**DATASET EXTRACT:**
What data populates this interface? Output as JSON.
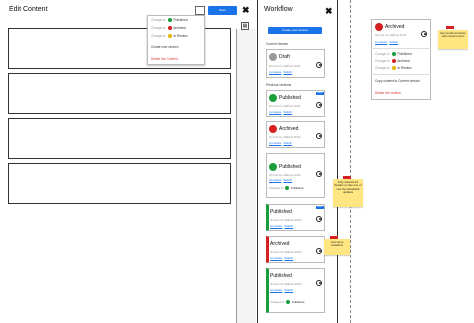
{
  "editor": {
    "title": "Edit Content",
    "save_label": "Save",
    "close_glyph": "✖"
  },
  "dropdown": {
    "rows": [
      {
        "prefix": "Change to",
        "status": "Published",
        "color": "#1a9e3a"
      },
      {
        "prefix": "Change to",
        "status": "Archived",
        "color": "#d42020"
      },
      {
        "prefix": "Change to",
        "status": "In Review",
        "color": "#e5b400"
      }
    ],
    "create_new_version": "Create new version",
    "delete": "Delete the Content"
  },
  "workflow": {
    "title": "Workflow",
    "close_glyph": "✖",
    "create_new_version": "Create new Version",
    "current_version_label": "Current Version",
    "previous_versions_label": "Previous versions",
    "compare": "Compare",
    "switch": "Switch",
    "current": {
      "status": "Draft",
      "meta": "On Feb 11, 2020 at 16:21",
      "color": "#9a9a9a"
    },
    "previous": [
      {
        "status": "Published",
        "meta": "On Feb 11, 2020 at 16:21",
        "color": "#1a9e3a",
        "badge": "NEW"
      },
      {
        "status": "Archived",
        "meta": "On Feb 11, 2020 at 16:21",
        "color": "#d42020"
      },
      {
        "status": "Published",
        "meta": "On Feb 11, 2020 at 16:21",
        "color": "#1a9e3a",
        "change_meta": "Changed to",
        "change_status": "Published"
      },
      {
        "status": "Published",
        "meta": "On Feb 11, 2020 at 16:21",
        "color": "#1a9e3a",
        "badge": "NEW"
      },
      {
        "status": "Archived",
        "meta": "On Feb 11, 2020 at 16:21",
        "color": "#d42020"
      },
      {
        "status": "Published",
        "meta": "On Feb 11, 2020 at 16:21",
        "color": "#1a9e3a",
        "change_meta": "Changed to",
        "change_status": "Published"
      }
    ]
  },
  "mini_panel": {
    "status": "Archived",
    "meta": "On Feb 11, 2020 at 16:21",
    "compare": "Compare",
    "switch": "Switch",
    "rows": [
      {
        "prefix": "Change to",
        "status": "Published",
        "color": "#1a9e3a"
      },
      {
        "prefix": "Change to",
        "status": "Archived",
        "color": "#d42020"
      },
      {
        "prefix": "Change to",
        "status": "In Review",
        "color": "#e5b400"
      }
    ],
    "copy_content": "Copy content to Current version",
    "delete": "Delete the version"
  },
  "notes": {
    "note1": "Item works as button with context menu",
    "note2": "Only relevant for Scadev on dev env. or use the scheduled updates",
    "note3": "Just some variations"
  },
  "colors": {
    "accent": "#1a73e8",
    "published": "#1a9e3a",
    "archived": "#d42020",
    "draft": "#9a9a9a",
    "review": "#e5b400",
    "note": "#ffe680"
  }
}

**WHAT YOU NEED TO DO:** Make an exact copy of every record, pictures excluded.

**TASK OUTPUT:**
What data populates this interface? Output as JSON.
{
  "editor": {
    "title": "Edit Content",
    "save_label": "Save",
    "close_glyph": "✖"
  },
  "dropdown": {
    "rows": [
      {
        "prefix": "Change to",
        "status": "Published",
        "color": "#1a9e3a"
      },
      {
        "prefix": "Change to",
        "status": "Archived",
        "color": "#d42020"
      },
      {
        "prefix": "Change to",
        "status": "In Review",
        "color": "#e5b400"
      }
    ],
    "create_new_version": "Create new version",
    "delete": "Delete the Content"
  },
  "workflow": {
    "title": "Workflow",
    "close_glyph": "✖",
    "create_new_version": "Create new Version",
    "current_version_label": "Current Version",
    "previous_versions_label": "Previous versions",
    "compare": "Compare",
    "switch": "Switch",
    "current": {
      "status": "Draft",
      "meta": "On Feb 11, 2020 at 16:21",
      "color": "#9a9a9a"
    },
    "previous": [
      {
        "status": "Published",
        "meta": "On Feb 11, 2020 at 16:21",
        "color": "#1a9e3a",
        "badge": "NEW"
      },
      {
        "status": "Archived",
        "meta": "On Feb 11, 2020 at 16:21",
        "color": "#d42020"
      },
      {
        "status": "Published",
        "meta": "On Feb 11, 2020 at 16:21",
        "color": "#1a9e3a",
        "change_meta": "Changed to",
        "change_status": "Published"
      },
      {
        "status": "Published",
        "meta": "On Feb 11, 2020 at 16:21",
        "color": "#1a9e3a",
        "badge": "NEW"
      },
      {
        "status": "Archived",
        "meta": "On Feb 11, 2020 at 16:21",
        "color": "#d42020"
      },
      {
        "status": "Published",
        "meta": "On Feb 11, 2020 at 16:21",
        "color": "#1a9e3a",
        "change_meta": "Changed to",
        "change_status": "Published"
      }
    ]
  },
  "mini_panel": {
    "status": "Archived",
    "meta": "On Feb 11, 2020 at 16:21",
    "compare": "Compare",
    "switch": "Switch",
    "rows": [
      {
        "prefix": "Change to",
        "status": "Published",
        "color": "#1a9e3a"
      },
      {
        "prefix": "Change to",
        "status": "Archived",
        "color": "#d42020"
      },
      {
        "prefix": "Change to",
        "status": "In Review",
        "color": "#e5b400"
      }
    ],
    "copy_content": "Copy content to Current version",
    "delete": "Delete the version"
  },
  "notes": {
    "note1": "Item works as button with context menu",
    "note2": "Only relevant for Scadev on dev env. or use the scheduled updates",
    "note3": "Just some variations"
  },
  "colors": {
    "accent": "#1a73e8",
    "published": "#1a9e3a",
    "archived": "#d42020",
    "draft": "#9a9a9a",
    "review": "#e5b400",
    "note": "#ffe680"
  }
}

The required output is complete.